** start **

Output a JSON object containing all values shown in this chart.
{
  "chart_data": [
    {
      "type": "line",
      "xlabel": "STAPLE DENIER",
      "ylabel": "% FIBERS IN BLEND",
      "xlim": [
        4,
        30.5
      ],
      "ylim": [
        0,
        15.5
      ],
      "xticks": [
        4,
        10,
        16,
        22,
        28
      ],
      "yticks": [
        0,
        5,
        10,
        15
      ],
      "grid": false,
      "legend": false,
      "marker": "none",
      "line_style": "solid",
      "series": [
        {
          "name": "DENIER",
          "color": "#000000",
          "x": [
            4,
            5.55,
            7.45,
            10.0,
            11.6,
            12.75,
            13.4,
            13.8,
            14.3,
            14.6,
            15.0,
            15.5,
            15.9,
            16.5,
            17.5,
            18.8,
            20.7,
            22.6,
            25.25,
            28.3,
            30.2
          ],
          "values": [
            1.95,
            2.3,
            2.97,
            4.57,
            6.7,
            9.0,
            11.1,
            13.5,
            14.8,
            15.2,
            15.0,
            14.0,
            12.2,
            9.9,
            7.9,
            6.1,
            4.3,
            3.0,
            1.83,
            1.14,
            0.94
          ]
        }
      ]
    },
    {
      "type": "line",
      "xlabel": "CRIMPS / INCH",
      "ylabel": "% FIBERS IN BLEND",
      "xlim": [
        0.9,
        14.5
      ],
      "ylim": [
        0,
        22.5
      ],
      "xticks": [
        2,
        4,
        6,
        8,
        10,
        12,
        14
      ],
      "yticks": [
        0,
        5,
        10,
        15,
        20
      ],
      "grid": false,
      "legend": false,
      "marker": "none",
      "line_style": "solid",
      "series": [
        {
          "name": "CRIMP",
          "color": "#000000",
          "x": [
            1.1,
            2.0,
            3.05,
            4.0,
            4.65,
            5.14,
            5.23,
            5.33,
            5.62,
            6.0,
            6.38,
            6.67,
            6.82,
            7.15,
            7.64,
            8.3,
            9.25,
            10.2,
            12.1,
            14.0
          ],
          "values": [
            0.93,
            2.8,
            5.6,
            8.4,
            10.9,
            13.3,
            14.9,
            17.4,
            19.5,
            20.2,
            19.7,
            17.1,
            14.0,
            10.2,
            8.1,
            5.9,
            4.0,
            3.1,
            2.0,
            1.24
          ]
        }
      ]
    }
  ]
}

** end **
** start **

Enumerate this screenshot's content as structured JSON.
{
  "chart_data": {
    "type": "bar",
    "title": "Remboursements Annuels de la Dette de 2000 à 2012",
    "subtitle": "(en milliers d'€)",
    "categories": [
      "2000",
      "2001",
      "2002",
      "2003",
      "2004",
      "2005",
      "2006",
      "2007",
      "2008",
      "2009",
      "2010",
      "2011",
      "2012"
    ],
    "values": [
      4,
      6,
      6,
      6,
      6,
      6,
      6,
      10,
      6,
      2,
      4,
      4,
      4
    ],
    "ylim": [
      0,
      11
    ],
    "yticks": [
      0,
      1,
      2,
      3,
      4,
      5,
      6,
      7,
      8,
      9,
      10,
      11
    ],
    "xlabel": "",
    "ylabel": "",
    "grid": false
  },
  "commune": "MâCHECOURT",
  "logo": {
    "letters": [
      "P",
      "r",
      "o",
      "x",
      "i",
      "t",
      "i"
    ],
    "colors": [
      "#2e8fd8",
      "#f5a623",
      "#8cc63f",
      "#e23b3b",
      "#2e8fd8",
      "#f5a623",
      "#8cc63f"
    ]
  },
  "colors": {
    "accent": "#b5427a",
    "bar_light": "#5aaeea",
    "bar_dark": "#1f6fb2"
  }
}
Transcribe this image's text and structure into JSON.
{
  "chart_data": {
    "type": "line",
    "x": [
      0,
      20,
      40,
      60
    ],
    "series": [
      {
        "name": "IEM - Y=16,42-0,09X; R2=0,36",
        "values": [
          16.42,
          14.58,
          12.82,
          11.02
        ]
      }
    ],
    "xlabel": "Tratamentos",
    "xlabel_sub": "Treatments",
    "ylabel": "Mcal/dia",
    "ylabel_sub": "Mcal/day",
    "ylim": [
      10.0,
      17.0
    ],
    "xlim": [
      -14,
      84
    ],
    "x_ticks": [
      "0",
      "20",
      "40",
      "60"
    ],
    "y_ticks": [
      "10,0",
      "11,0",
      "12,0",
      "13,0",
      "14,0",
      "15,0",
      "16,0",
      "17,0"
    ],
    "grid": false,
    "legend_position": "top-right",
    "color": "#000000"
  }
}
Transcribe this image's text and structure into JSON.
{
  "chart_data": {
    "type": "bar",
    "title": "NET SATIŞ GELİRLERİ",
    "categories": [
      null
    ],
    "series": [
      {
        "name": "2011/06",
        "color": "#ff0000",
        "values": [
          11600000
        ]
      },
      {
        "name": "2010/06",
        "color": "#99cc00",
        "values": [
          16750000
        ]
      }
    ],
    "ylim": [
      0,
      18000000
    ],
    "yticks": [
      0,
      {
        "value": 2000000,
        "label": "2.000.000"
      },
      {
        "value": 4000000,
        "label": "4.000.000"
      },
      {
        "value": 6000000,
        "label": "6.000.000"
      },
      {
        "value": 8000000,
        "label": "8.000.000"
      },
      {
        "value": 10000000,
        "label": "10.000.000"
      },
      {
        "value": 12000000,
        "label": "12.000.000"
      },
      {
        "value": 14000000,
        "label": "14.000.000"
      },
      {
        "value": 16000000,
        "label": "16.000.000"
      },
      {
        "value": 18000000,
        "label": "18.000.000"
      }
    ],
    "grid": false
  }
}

** end **
** start **

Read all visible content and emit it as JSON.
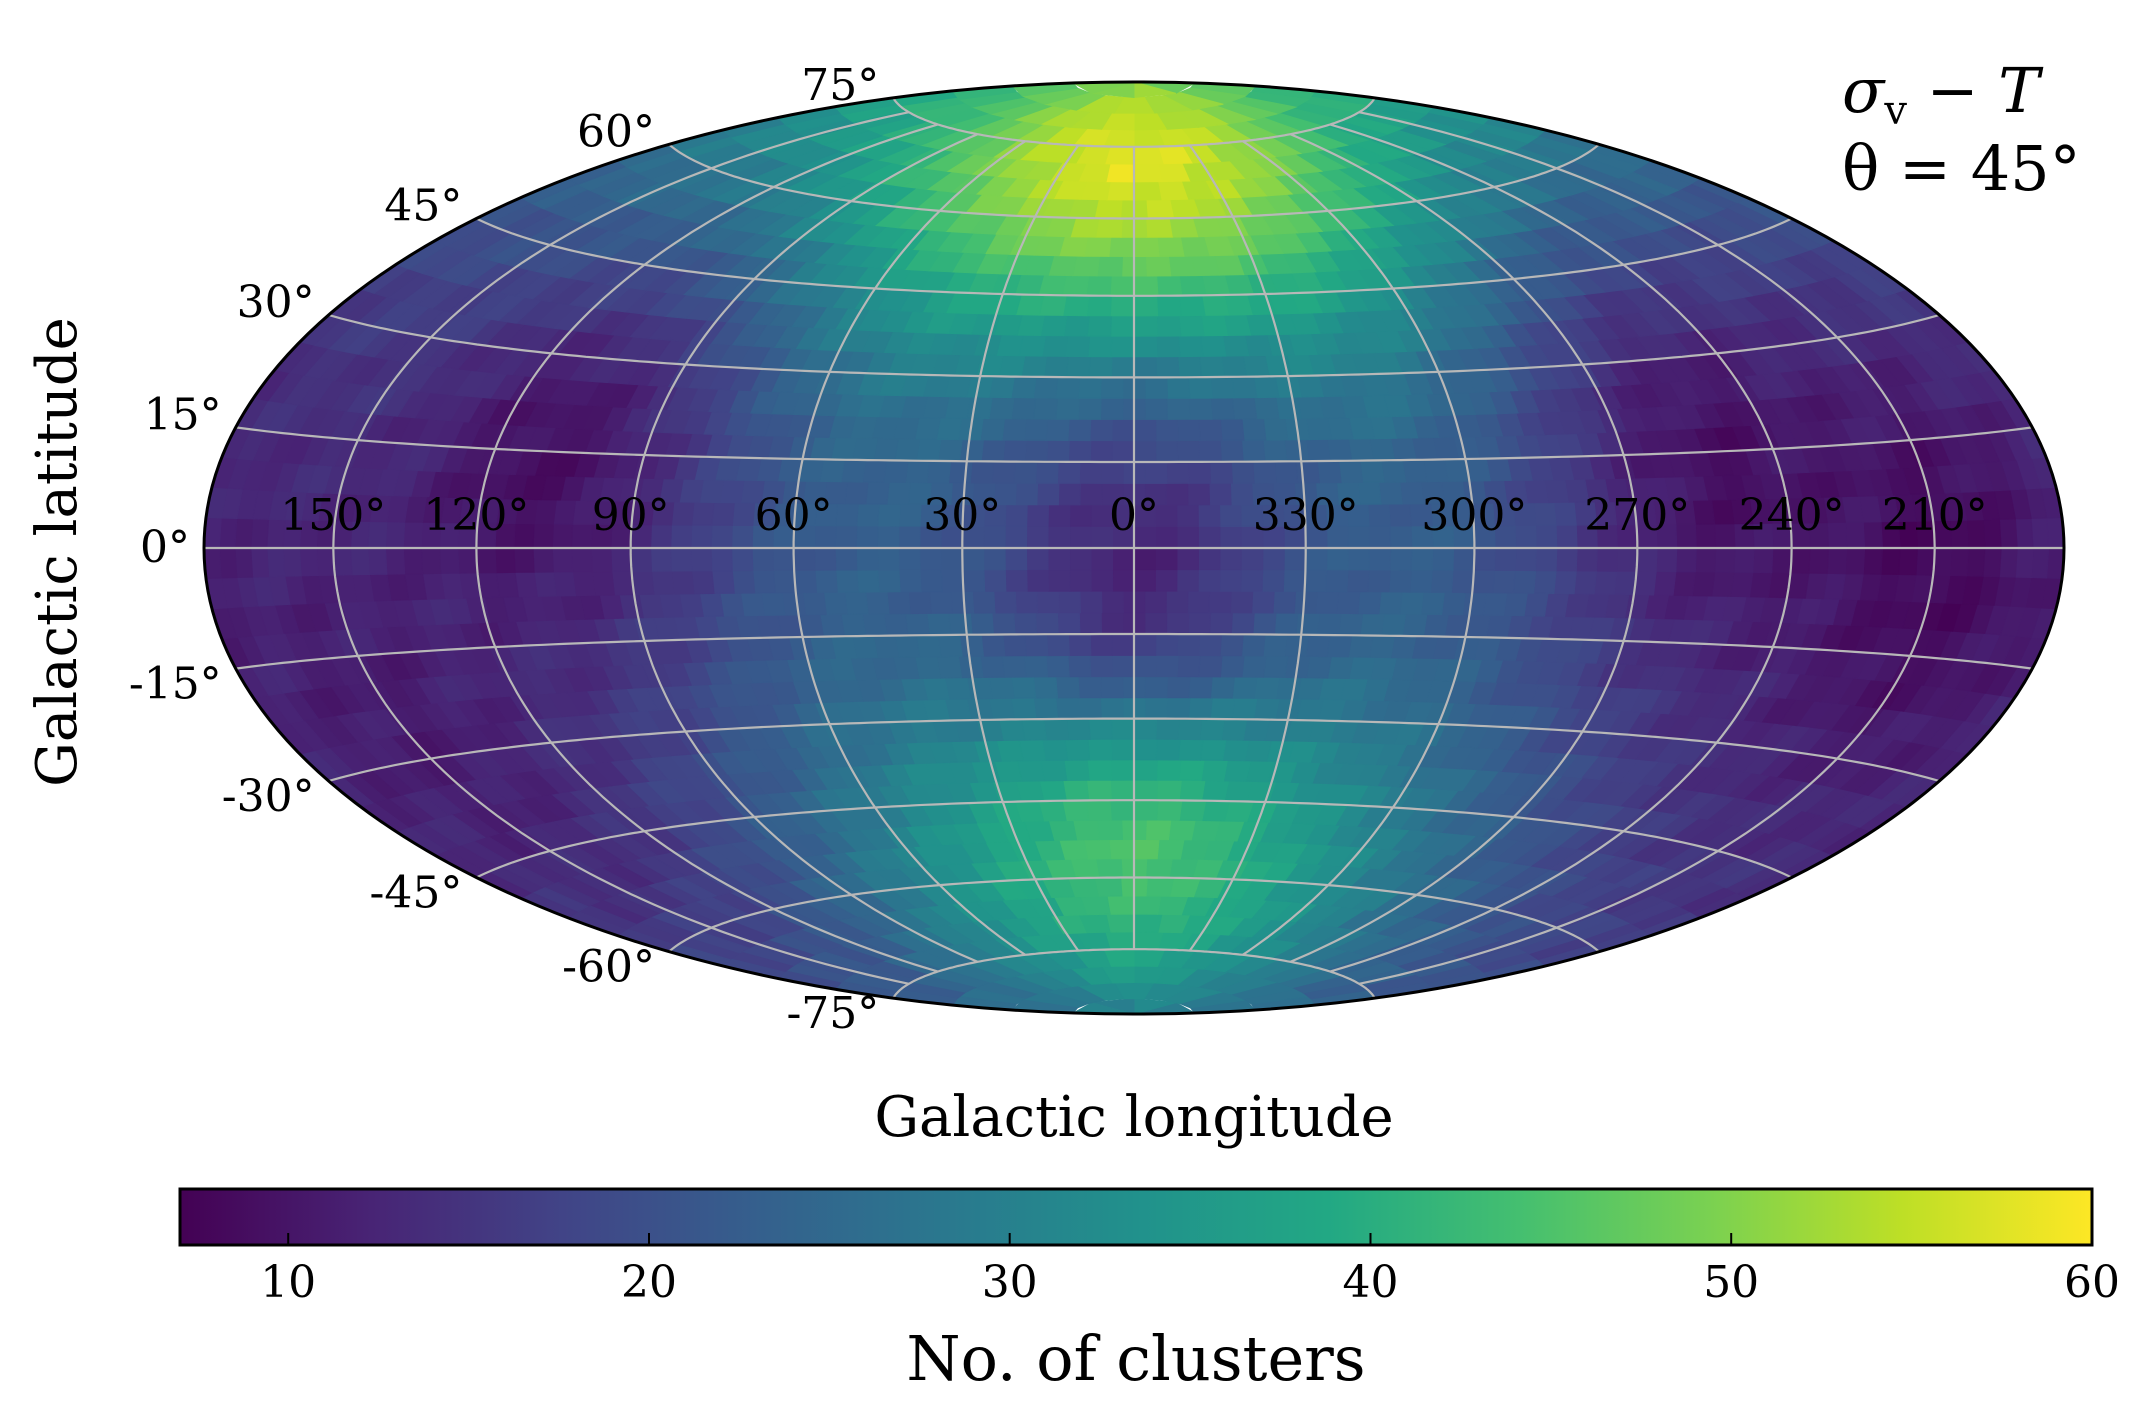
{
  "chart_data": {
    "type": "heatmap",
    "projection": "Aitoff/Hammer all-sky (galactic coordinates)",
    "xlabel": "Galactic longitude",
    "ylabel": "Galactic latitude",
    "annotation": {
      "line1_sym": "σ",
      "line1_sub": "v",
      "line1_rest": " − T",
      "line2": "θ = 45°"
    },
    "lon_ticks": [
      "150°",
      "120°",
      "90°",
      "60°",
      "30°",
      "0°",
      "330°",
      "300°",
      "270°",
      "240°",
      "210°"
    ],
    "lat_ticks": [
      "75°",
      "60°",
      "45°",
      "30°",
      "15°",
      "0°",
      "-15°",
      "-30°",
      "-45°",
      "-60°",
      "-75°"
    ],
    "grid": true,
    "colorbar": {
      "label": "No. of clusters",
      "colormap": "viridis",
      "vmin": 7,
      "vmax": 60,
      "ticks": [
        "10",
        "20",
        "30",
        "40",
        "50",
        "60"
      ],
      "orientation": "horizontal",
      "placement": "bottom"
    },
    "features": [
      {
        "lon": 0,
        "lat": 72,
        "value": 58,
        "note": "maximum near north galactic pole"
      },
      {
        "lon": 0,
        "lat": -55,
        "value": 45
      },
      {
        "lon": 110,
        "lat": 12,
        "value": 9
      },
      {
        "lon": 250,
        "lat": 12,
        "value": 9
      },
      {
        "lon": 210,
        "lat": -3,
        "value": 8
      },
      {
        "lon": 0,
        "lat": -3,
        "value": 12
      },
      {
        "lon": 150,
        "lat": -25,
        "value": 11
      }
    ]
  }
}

** end **

:: Task instructions ::
Of all the lines in the data above, state how many include "this". Say only the number.

:: The output ::
4